▸ DATA LISTING
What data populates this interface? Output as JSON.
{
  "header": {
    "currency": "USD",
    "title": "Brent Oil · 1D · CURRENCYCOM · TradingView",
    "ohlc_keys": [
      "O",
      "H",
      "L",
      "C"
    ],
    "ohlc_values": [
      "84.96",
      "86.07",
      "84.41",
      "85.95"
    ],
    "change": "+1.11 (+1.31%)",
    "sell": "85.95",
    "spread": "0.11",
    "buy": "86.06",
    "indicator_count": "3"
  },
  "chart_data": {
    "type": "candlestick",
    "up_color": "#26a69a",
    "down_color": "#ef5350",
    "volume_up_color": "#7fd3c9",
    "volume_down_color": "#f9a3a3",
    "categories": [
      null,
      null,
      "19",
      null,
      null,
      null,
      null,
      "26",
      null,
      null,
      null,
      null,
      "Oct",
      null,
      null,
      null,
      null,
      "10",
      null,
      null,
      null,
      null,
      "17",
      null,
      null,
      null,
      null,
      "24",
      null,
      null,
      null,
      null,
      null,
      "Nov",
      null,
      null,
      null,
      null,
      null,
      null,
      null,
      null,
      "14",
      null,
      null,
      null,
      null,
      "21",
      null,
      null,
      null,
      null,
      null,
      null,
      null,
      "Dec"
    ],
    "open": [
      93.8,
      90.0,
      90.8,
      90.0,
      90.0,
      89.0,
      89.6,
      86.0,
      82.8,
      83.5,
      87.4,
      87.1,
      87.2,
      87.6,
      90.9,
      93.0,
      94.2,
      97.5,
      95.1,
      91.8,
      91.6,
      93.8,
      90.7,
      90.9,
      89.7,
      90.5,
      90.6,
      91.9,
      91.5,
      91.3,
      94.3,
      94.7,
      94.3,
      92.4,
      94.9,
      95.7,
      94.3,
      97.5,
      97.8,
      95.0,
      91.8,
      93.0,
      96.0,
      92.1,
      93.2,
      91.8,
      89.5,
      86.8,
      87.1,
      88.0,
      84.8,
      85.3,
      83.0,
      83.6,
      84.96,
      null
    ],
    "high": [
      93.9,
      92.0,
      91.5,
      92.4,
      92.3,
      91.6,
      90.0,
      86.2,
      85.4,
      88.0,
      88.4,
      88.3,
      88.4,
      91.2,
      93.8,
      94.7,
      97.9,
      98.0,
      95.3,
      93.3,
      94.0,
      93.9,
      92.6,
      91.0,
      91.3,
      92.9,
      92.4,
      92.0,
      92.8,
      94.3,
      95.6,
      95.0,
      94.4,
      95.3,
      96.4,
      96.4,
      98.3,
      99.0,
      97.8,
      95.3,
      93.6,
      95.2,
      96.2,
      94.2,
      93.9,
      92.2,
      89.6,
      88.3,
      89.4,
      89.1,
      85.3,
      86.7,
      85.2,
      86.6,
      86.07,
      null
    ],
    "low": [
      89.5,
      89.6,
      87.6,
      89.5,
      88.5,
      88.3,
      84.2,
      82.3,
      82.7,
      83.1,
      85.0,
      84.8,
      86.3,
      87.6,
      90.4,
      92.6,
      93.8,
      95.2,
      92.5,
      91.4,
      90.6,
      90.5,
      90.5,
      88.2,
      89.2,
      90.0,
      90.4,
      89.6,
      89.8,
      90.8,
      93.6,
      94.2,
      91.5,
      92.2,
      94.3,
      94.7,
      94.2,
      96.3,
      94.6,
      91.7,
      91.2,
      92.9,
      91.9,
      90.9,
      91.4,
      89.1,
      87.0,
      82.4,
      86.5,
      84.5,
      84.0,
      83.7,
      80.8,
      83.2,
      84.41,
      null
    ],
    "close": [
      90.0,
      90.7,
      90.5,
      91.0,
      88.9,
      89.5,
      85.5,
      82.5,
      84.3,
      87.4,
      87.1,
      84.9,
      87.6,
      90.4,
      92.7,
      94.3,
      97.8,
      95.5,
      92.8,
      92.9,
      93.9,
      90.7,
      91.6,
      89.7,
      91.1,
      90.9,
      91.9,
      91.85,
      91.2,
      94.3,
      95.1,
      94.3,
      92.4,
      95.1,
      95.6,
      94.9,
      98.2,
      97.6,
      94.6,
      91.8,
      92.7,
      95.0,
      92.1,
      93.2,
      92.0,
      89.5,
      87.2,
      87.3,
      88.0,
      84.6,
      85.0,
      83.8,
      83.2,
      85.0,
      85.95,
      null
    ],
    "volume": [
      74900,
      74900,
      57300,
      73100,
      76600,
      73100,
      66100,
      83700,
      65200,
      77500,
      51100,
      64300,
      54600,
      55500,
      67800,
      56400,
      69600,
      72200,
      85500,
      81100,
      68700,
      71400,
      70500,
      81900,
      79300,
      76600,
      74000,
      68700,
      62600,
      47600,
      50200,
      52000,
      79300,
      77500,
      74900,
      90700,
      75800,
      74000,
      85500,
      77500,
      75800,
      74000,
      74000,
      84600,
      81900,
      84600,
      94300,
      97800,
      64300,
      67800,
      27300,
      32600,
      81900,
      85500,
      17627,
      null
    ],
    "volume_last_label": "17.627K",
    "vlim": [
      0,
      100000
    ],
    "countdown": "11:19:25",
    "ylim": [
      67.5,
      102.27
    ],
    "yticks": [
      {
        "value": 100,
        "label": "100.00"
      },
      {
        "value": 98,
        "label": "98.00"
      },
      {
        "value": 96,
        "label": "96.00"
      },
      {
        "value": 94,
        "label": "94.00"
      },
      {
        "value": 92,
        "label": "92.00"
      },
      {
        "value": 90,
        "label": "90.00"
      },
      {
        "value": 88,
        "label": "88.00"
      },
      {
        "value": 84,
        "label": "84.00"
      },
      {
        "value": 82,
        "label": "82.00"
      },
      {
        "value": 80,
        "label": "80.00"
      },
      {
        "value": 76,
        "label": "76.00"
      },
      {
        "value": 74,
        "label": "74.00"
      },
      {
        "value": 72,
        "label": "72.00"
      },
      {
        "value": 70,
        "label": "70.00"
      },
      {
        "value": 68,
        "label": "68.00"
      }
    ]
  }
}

▸ EXERCISE PROMPT
Output every record above exactly as it appears.

▸ WRITTEN RESPONSE
What data populates this interface? Output as JSON.
{
  "header": {
    "currency": "USD",
    "title": "Brent Oil · 1D · CURRENCYCOM · TradingView",
    "ohlc_keys": [
      "O",
      "H",
      "L",
      "C"
    ],
    "ohlc_values": [
      "84.96",
      "86.07",
      "84.41",
      "85.95"
    ],
    "change": "+1.11 (+1.31%)",
    "sell": "85.95",
    "spread": "0.11",
    "buy": "86.06",
    "indicator_count": "3"
  },
  "chart_data": {
    "type": "candlestick",
    "up_color": "#26a69a",
    "down_color": "#ef5350",
    "volume_up_color": "#7fd3c9",
    "volume_down_color": "#f9a3a3",
    "categories": [
      null,
      null,
      "19",
      null,
      null,
      null,
      null,
      "26",
      null,
      null,
      null,
      null,
      "Oct",
      null,
      null,
      null,
      null,
      "10",
      null,
      null,
      null,
      null,
      "17",
      null,
      null,
      null,
      null,
      "24",
      null,
      null,
      null,
      null,
      null,
      "Nov",
      null,
      null,
      null,
      null,
      null,
      null,
      null,
      null,
      "14",
      null,
      null,
      null,
      null,
      "21",
      null,
      null,
      null,
      null,
      null,
      null,
      null,
      "Dec"
    ],
    "open": [
      93.8,
      90.0,
      90.8,
      90.0,
      90.0,
      89.0,
      89.6,
      86.0,
      82.8,
      83.5,
      87.4,
      87.1,
      87.2,
      87.6,
      90.9,
      93.0,
      94.2,
      97.5,
      95.1,
      91.8,
      91.6,
      93.8,
      90.7,
      90.9,
      89.7,
      90.5,
      90.6,
      91.9,
      91.5,
      91.3,
      94.3,
      94.7,
      94.3,
      92.4,
      94.9,
      95.7,
      94.3,
      97.5,
      97.8,
      95.0,
      91.8,
      93.0,
      96.0,
      92.1,
      93.2,
      91.8,
      89.5,
      86.8,
      87.1,
      88.0,
      84.8,
      85.3,
      83.0,
      83.6,
      84.96,
      null
    ],
    "high": [
      93.9,
      92.0,
      91.5,
      92.4,
      92.3,
      91.6,
      90.0,
      86.2,
      85.4,
      88.0,
      88.4,
      88.3,
      88.4,
      91.2,
      93.8,
      94.7,
      97.9,
      98.0,
      95.3,
      93.3,
      94.0,
      93.9,
      92.6,
      91.0,
      91.3,
      92.9,
      92.4,
      92.0,
      92.8,
      94.3,
      95.6,
      95.0,
      94.4,
      95.3,
      96.4,
      96.4,
      98.3,
      99.0,
      97.8,
      95.3,
      93.6,
      95.2,
      96.2,
      94.2,
      93.9,
      92.2,
      89.6,
      88.3,
      89.4,
      89.1,
      85.3,
      86.7,
      85.2,
      86.6,
      86.07,
      null
    ],
    "low": [
      89.5,
      89.6,
      87.6,
      89.5,
      88.5,
      88.3,
      84.2,
      82.3,
      82.7,
      83.1,
      85.0,
      84.8,
      86.3,
      87.6,
      90.4,
      92.6,
      93.8,
      95.2,
      92.5,
      91.4,
      90.6,
      90.5,
      90.5,
      88.2,
      89.2,
      90.0,
      90.4,
      89.6,
      89.8,
      90.8,
      93.6,
      94.2,
      91.5,
      92.2,
      94.3,
      94.7,
      94.2,
      96.3,
      94.6,
      91.7,
      91.2,
      92.9,
      91.9,
      90.9,
      91.4,
      89.1,
      87.0,
      82.4,
      86.5,
      84.5,
      84.0,
      83.7,
      80.8,
      83.2,
      84.41,
      null
    ],
    "close": [
      90.0,
      90.7,
      90.5,
      91.0,
      88.9,
      89.5,
      85.5,
      82.5,
      84.3,
      87.4,
      87.1,
      84.9,
      87.6,
      90.4,
      92.7,
      94.3,
      97.8,
      95.5,
      92.8,
      92.9,
      93.9,
      90.7,
      91.6,
      89.7,
      91.1,
      90.9,
      91.9,
      91.85,
      91.2,
      94.3,
      95.1,
      94.3,
      92.4,
      95.1,
      95.6,
      94.9,
      98.2,
      97.6,
      94.6,
      91.8,
      92.7,
      95.0,
      92.1,
      93.2,
      92.0,
      89.5,
      87.2,
      87.3,
      88.0,
      84.6,
      85.0,
      83.8,
      83.2,
      85.0,
      85.95,
      null
    ],
    "volume": [
      74900,
      74900,
      57300,
      73100,
      76600,
      73100,
      66100,
      83700,
      65200,
      77500,
      51100,
      64300,
      54600,
      55500,
      67800,
      56400,
      69600,
      72200,
      85500,
      81100,
      68700,
      71400,
      70500,
      81900,
      79300,
      76600,
      74000,
      68700,
      62600,
      47600,
      50200,
      52000,
      79300,
      77500,
      74900,
      90700,
      75800,
      74000,
      85500,
      77500,
      75800,
      74000,
      74000,
      84600,
      81900,
      84600,
      94300,
      97800,
      64300,
      67800,
      27300,
      32600,
      81900,
      85500,
      17627,
      null
    ],
    "volume_last_label": "17.627K",
    "vlim": [
      0,
      100000
    ],
    "countdown": "11:19:25",
    "ylim": [
      67.5,
      102.27
    ],
    "yticks": [
      {
        "value": 100,
        "label": "100.00"
      },
      {
        "value": 98,
        "label": "98.00"
      },
      {
        "value": 96,
        "label": "96.00"
      },
      {
        "value": 94,
        "label": "94.00"
      },
      {
        "value": 92,
        "label": "92.00"
      },
      {
        "value": 90,
        "label": "90.00"
      },
      {
        "value": 88,
        "label": "88.00"
      },
      {
        "value": 84,
        "label": "84.00"
      },
      {
        "value": 82,
        "label": "82.00"
      },
      {
        "value": 80,
        "label": "80.00"
      },
      {
        "value": 76,
        "label": "76.00"
      },
      {
        "value": 74,
        "label": "74.00"
      },
      {
        "value": 72,
        "label": "72.00"
      },
      {
        "value": 70,
        "label": "70.00"
      },
      {
        "value": 68,
        "label": "68.00"
      }
    ]
  }
}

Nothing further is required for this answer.